▸ Exercise objective
Using the material below, copy every line where "scatter" appears.

▸ Input records
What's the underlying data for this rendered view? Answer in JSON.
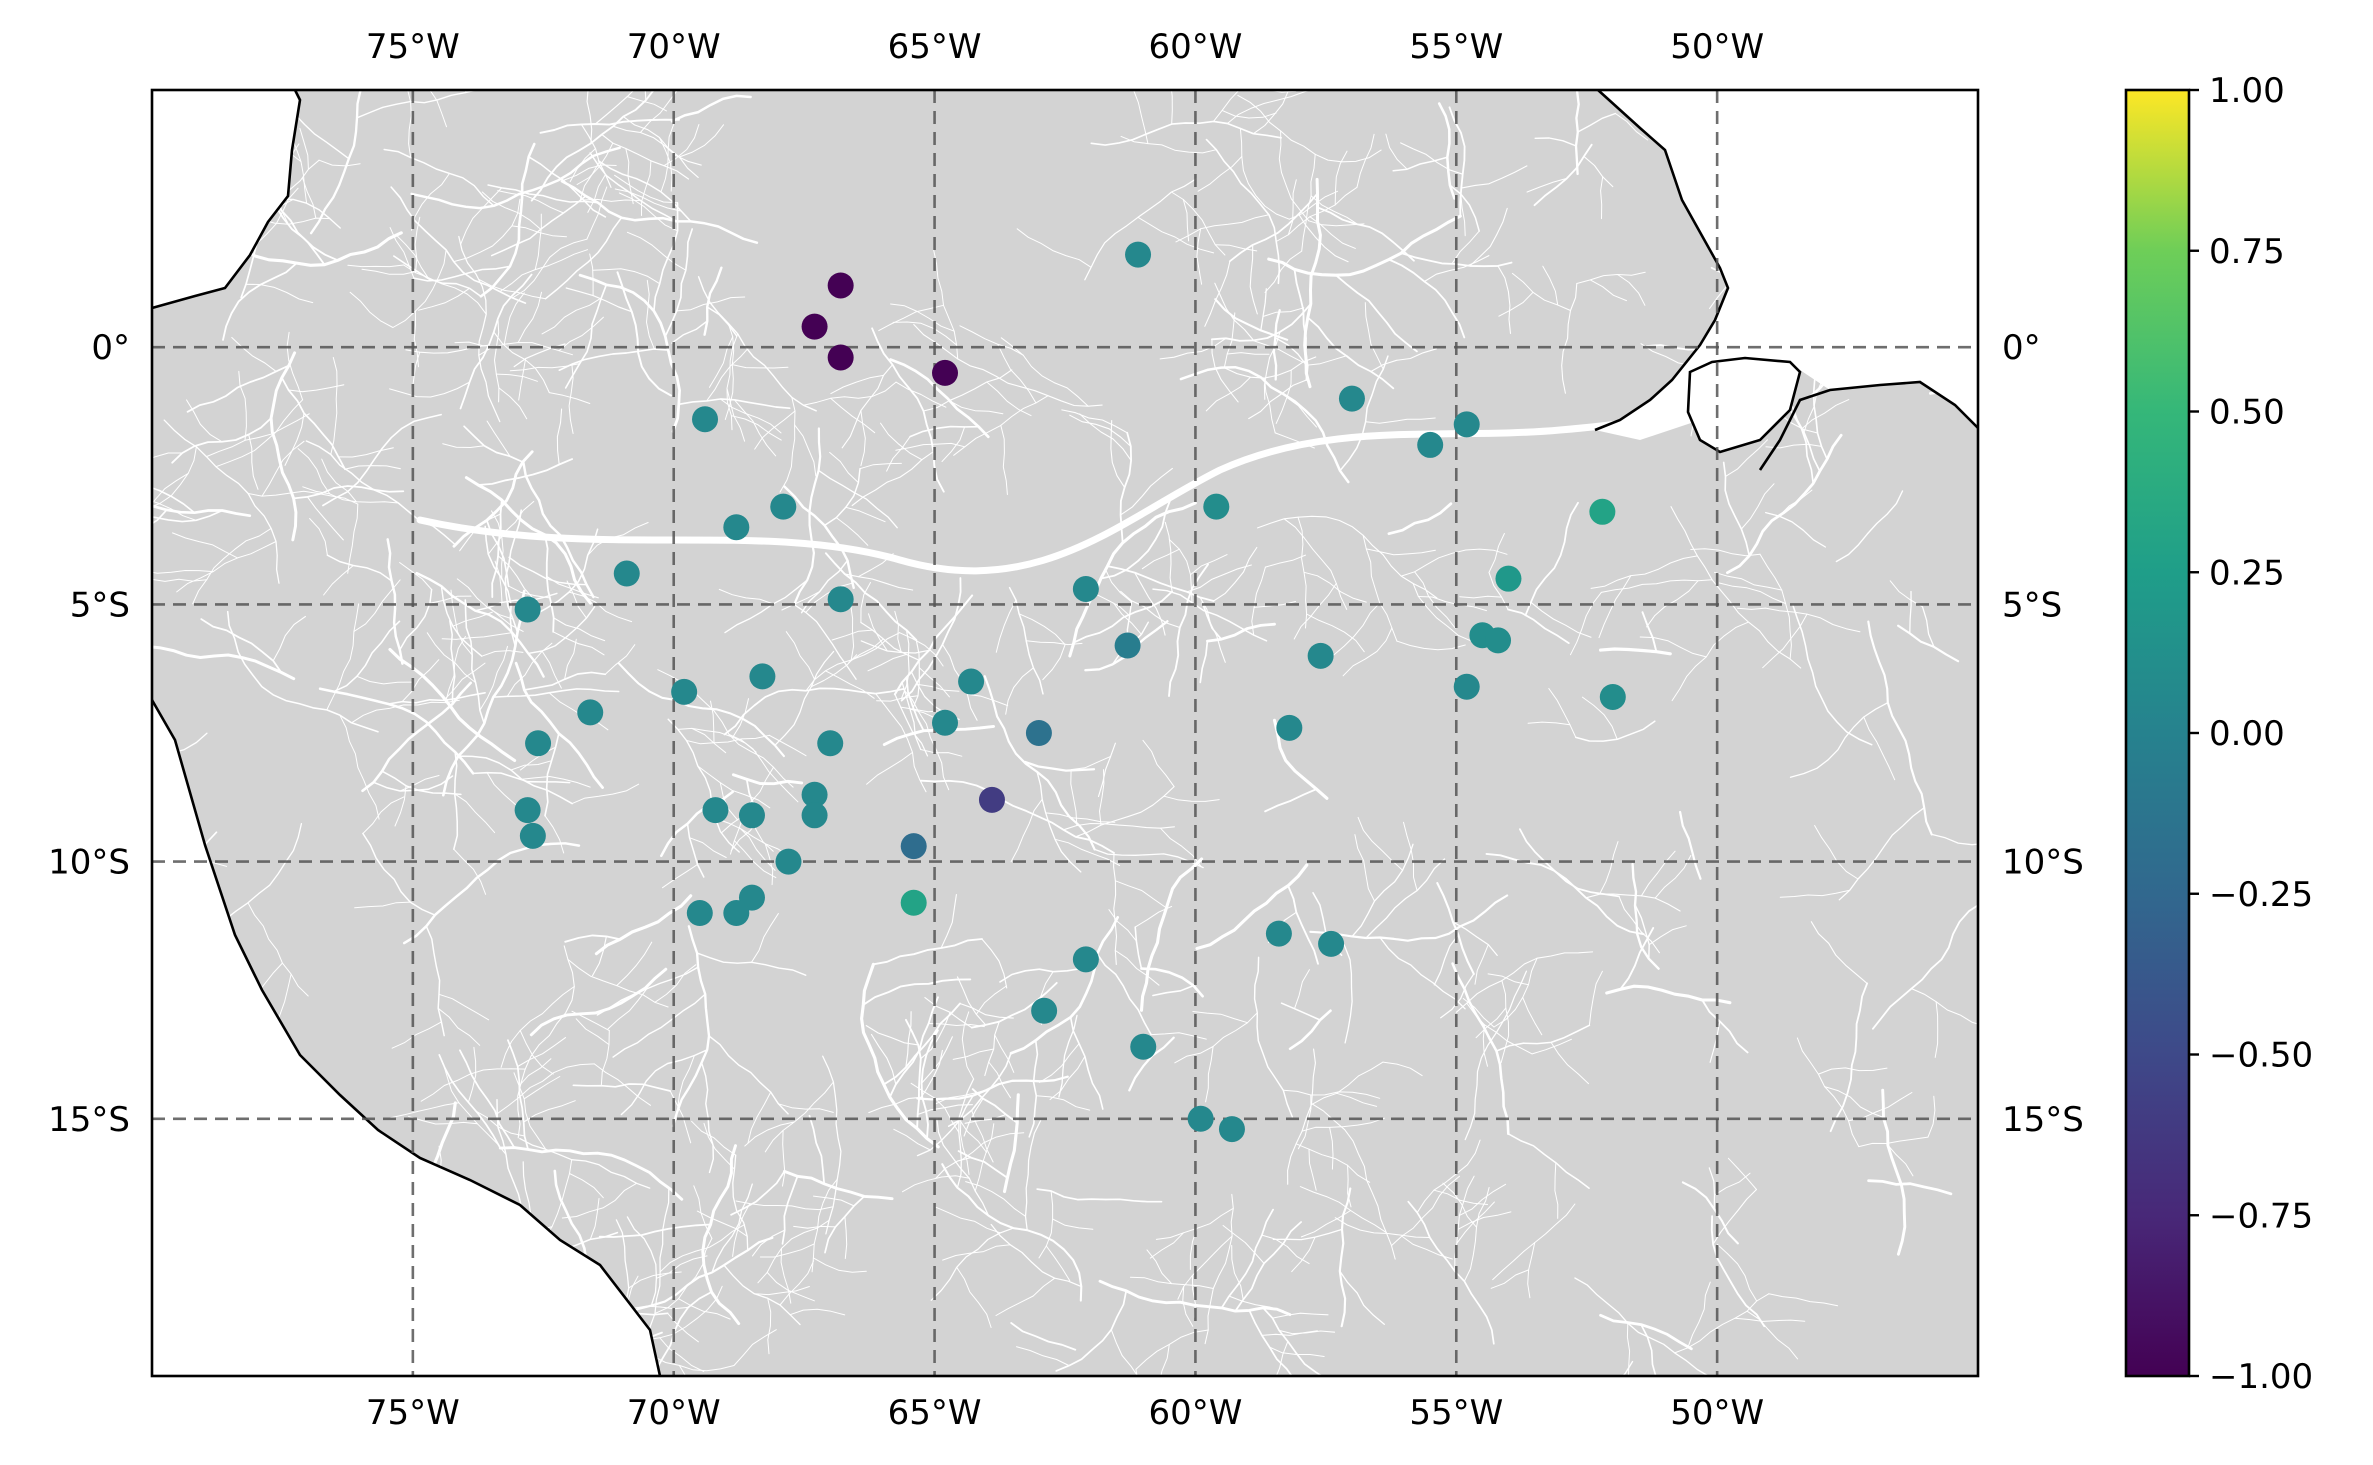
{
  "chart_data": {
    "type": "scatter",
    "map_type": "geographic scatter map with river network background",
    "x_axis": "longitude",
    "y_axis": "latitude",
    "xlim": [
      -80,
      -45
    ],
    "ylim": [
      -20,
      5
    ],
    "grid": true,
    "grid_style": "dashed",
    "xticks": [
      {
        "value": -75,
        "label": "75°W"
      },
      {
        "value": -70,
        "label": "70°W"
      },
      {
        "value": -65,
        "label": "65°W"
      },
      {
        "value": -60,
        "label": "60°W"
      },
      {
        "value": -55,
        "label": "55°W"
      },
      {
        "value": -50,
        "label": "50°W"
      }
    ],
    "yticks": [
      {
        "value": 0,
        "label": "0°"
      },
      {
        "value": -5,
        "label": "5°S"
      },
      {
        "value": -10,
        "label": "10°S"
      },
      {
        "value": -15,
        "label": "15°S"
      }
    ],
    "colorbar": {
      "colormap": "viridis",
      "min": -1.0,
      "max": 1.0,
      "ticks": [
        "1.00",
        "0.75",
        "0.50",
        "0.25",
        "0.00",
        "−0.25",
        "−0.50",
        "−0.75",
        "−1.00"
      ],
      "position": "right"
    },
    "points": [
      {
        "lon": -66.8,
        "lat": 1.2,
        "value": -1.0
      },
      {
        "lon": -67.3,
        "lat": 0.4,
        "value": -1.0
      },
      {
        "lon": -66.8,
        "lat": -0.2,
        "value": -1.0
      },
      {
        "lon": -64.8,
        "lat": -0.5,
        "value": -1.0
      },
      {
        "lon": -61.1,
        "lat": 1.8,
        "value": 0.05
      },
      {
        "lon": -57.0,
        "lat": -1.0,
        "value": 0.05
      },
      {
        "lon": -55.5,
        "lat": -1.9,
        "value": 0.05
      },
      {
        "lon": -54.8,
        "lat": -1.5,
        "value": 0.05
      },
      {
        "lon": -52.2,
        "lat": -3.2,
        "value": 0.3
      },
      {
        "lon": -54.0,
        "lat": -4.5,
        "value": 0.2
      },
      {
        "lon": -54.5,
        "lat": -5.6,
        "value": 0.1
      },
      {
        "lon": -54.2,
        "lat": -5.7,
        "value": 0.1
      },
      {
        "lon": -54.8,
        "lat": -6.6,
        "value": 0.05
      },
      {
        "lon": -52.0,
        "lat": -6.8,
        "value": 0.1
      },
      {
        "lon": -57.6,
        "lat": -6.0,
        "value": 0.05
      },
      {
        "lon": -58.2,
        "lat": -7.4,
        "value": 0.05
      },
      {
        "lon": -59.6,
        "lat": -3.1,
        "value": 0.1
      },
      {
        "lon": -62.1,
        "lat": -4.7,
        "value": 0.05
      },
      {
        "lon": -61.3,
        "lat": -5.8,
        "value": -0.05
      },
      {
        "lon": -69.4,
        "lat": -1.4,
        "value": 0.05
      },
      {
        "lon": -67.9,
        "lat": -3.1,
        "value": 0.05
      },
      {
        "lon": -68.8,
        "lat": -3.5,
        "value": 0.05
      },
      {
        "lon": -70.9,
        "lat": -4.4,
        "value": 0.05
      },
      {
        "lon": -72.8,
        "lat": -5.1,
        "value": 0.05
      },
      {
        "lon": -66.8,
        "lat": -4.9,
        "value": 0.05
      },
      {
        "lon": -71.6,
        "lat": -7.1,
        "value": 0.05
      },
      {
        "lon": -69.8,
        "lat": -6.7,
        "value": 0.05
      },
      {
        "lon": -68.3,
        "lat": -6.4,
        "value": 0.05
      },
      {
        "lon": -64.3,
        "lat": -6.5,
        "value": 0.05
      },
      {
        "lon": -64.8,
        "lat": -7.3,
        "value": 0.05
      },
      {
        "lon": -63.0,
        "lat": -7.5,
        "value": -0.15
      },
      {
        "lon": -72.6,
        "lat": -7.7,
        "value": 0.05
      },
      {
        "lon": -67.0,
        "lat": -7.7,
        "value": 0.05
      },
      {
        "lon": -67.3,
        "lat": -8.7,
        "value": 0.05
      },
      {
        "lon": -69.2,
        "lat": -9.0,
        "value": 0.05
      },
      {
        "lon": -68.5,
        "lat": -9.1,
        "value": 0.05
      },
      {
        "lon": -67.3,
        "lat": -9.1,
        "value": 0.05
      },
      {
        "lon": -72.8,
        "lat": -9.0,
        "value": 0.05
      },
      {
        "lon": -72.7,
        "lat": -9.5,
        "value": 0.05
      },
      {
        "lon": -63.9,
        "lat": -8.8,
        "value": -0.6
      },
      {
        "lon": -65.4,
        "lat": -9.7,
        "value": -0.2
      },
      {
        "lon": -67.8,
        "lat": -10.0,
        "value": 0.05
      },
      {
        "lon": -65.4,
        "lat": -10.8,
        "value": 0.3
      },
      {
        "lon": -68.5,
        "lat": -10.7,
        "value": 0.05
      },
      {
        "lon": -69.5,
        "lat": -11.0,
        "value": 0.05
      },
      {
        "lon": -68.8,
        "lat": -11.0,
        "value": 0.05
      },
      {
        "lon": -58.4,
        "lat": -11.4,
        "value": 0.05
      },
      {
        "lon": -57.4,
        "lat": -11.6,
        "value": 0.05
      },
      {
        "lon": -62.1,
        "lat": -11.9,
        "value": 0.05
      },
      {
        "lon": -62.9,
        "lat": -12.9,
        "value": 0.05
      },
      {
        "lon": -61.0,
        "lat": -13.6,
        "value": 0.05
      },
      {
        "lon": -59.9,
        "lat": -15.0,
        "value": 0.05
      },
      {
        "lon": -59.3,
        "lat": -15.2,
        "value": 0.05
      }
    ]
  }
}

▸ Task output
    "type": "scatter",
    "map_type": "geographic scatter map with river network background",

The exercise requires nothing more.